DESCRIPTION OF THE TASK: Please repeat all of the listing exactly.

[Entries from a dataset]
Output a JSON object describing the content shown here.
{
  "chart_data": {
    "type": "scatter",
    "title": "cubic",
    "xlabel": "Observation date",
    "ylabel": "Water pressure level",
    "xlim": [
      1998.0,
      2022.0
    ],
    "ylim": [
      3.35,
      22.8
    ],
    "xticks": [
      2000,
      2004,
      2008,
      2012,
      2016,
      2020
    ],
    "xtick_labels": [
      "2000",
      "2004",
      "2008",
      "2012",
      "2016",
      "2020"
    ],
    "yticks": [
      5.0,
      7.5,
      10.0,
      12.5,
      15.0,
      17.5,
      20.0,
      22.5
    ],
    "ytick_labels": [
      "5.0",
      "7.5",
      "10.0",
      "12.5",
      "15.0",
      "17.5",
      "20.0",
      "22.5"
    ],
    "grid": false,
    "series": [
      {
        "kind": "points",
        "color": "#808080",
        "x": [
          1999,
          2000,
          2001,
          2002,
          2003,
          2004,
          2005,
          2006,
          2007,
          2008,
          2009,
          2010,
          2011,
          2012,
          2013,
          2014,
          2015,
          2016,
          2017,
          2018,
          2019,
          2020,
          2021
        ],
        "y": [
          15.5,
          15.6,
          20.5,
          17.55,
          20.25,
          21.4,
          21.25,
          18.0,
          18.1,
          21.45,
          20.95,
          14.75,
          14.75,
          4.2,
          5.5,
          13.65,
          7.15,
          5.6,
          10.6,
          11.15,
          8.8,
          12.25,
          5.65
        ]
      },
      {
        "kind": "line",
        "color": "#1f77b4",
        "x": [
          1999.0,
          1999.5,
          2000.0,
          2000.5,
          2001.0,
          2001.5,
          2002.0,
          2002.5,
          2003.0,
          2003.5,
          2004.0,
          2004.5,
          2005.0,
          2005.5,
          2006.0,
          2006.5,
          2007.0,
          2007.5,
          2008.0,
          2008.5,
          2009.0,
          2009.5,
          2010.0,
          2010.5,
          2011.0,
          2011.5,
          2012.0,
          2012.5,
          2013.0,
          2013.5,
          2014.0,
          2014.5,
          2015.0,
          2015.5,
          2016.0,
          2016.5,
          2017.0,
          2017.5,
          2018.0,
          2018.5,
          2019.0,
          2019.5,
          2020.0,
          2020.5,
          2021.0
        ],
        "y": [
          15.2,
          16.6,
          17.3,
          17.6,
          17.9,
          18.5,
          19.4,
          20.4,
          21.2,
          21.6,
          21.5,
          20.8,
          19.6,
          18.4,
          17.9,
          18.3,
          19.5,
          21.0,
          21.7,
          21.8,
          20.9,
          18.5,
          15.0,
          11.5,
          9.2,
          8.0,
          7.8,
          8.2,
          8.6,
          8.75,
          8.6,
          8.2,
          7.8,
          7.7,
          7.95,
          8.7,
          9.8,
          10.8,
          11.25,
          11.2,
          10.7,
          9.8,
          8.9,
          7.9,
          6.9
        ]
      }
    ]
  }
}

FINAL RESULT:
Output a JSON object describing the content shown here.
{
  "chart_data": {
    "type": "scatter",
    "title": "cubic",
    "xlabel": "Observation date",
    "ylabel": "Water pressure level",
    "xlim": [
      1998.0,
      2022.0
    ],
    "ylim": [
      3.35,
      22.8
    ],
    "xticks": [
      2000,
      2004,
      2008,
      2012,
      2016,
      2020
    ],
    "xtick_labels": [
      "2000",
      "2004",
      "2008",
      "2012",
      "2016",
      "2020"
    ],
    "yticks": [
      5.0,
      7.5,
      10.0,
      12.5,
      15.0,
      17.5,
      20.0,
      22.5
    ],
    "ytick_labels": [
      "5.0",
      "7.5",
      "10.0",
      "12.5",
      "15.0",
      "17.5",
      "20.0",
      "22.5"
    ],
    "grid": false,
    "series": [
      {
        "kind": "points",
        "color": "#808080",
        "x": [
          1999,
          2000,
          2001,
          2002,
          2003,
          2004,
          2005,
          2006,
          2007,
          2008,
          2009,
          2010,
          2011,
          2012,
          2013,
          2014,
          2015,
          2016,
          2017,
          2018,
          2019,
          2020,
          2021
        ],
        "y": [
          15.5,
          15.6,
          20.5,
          17.55,
          20.25,
          21.4,
          21.25,
          18.0,
          18.1,
          21.45,
          20.95,
          14.75,
          14.75,
          4.2,
          5.5,
          13.65,
          7.15,
          5.6,
          10.6,
          11.15,
          8.8,
          12.25,
          5.65
        ]
      },
      {
        "kind": "line",
        "color": "#1f77b4",
        "x": [
          1999.0,
          1999.5,
          2000.0,
          2000.5,
          2001.0,
          2001.5,
          2002.0,
          2002.5,
          2003.0,
          2003.5,
          2004.0,
          2004.5,
          2005.0,
          2005.5,
          2006.0,
          2006.5,
          2007.0,
          2007.5,
          2008.0,
          2008.5,
          2009.0,
          2009.5,
          2010.0,
          2010.5,
          2011.0,
          2011.5,
          2012.0,
          2012.5,
          2013.0,
          2013.5,
          2014.0,
          2014.5,
          2015.0,
          2015.5,
          2016.0,
          2016.5,
          2017.0,
          2017.5,
          2018.0,
          2018.5,
          2019.0,
          2019.5,
          2020.0,
          2020.5,
          2021.0
        ],
        "y": [
          15.2,
          16.6,
          17.3,
          17.6,
          17.9,
          18.5,
          19.4,
          20.4,
          21.2,
          21.6,
          21.5,
          20.8,
          19.6,
          18.4,
          17.9,
          18.3,
          19.5,
          21.0,
          21.7,
          21.8,
          20.9,
          18.5,
          15.0,
          11.5,
          9.2,
          8.0,
          7.8,
          8.2,
          8.6,
          8.75,
          8.6,
          8.2,
          7.8,
          7.7,
          7.95,
          8.7,
          9.8,
          10.8,
          11.25,
          11.2,
          10.7,
          9.8,
          8.9,
          7.9,
          6.9
        ]
      }
    ]
  }
}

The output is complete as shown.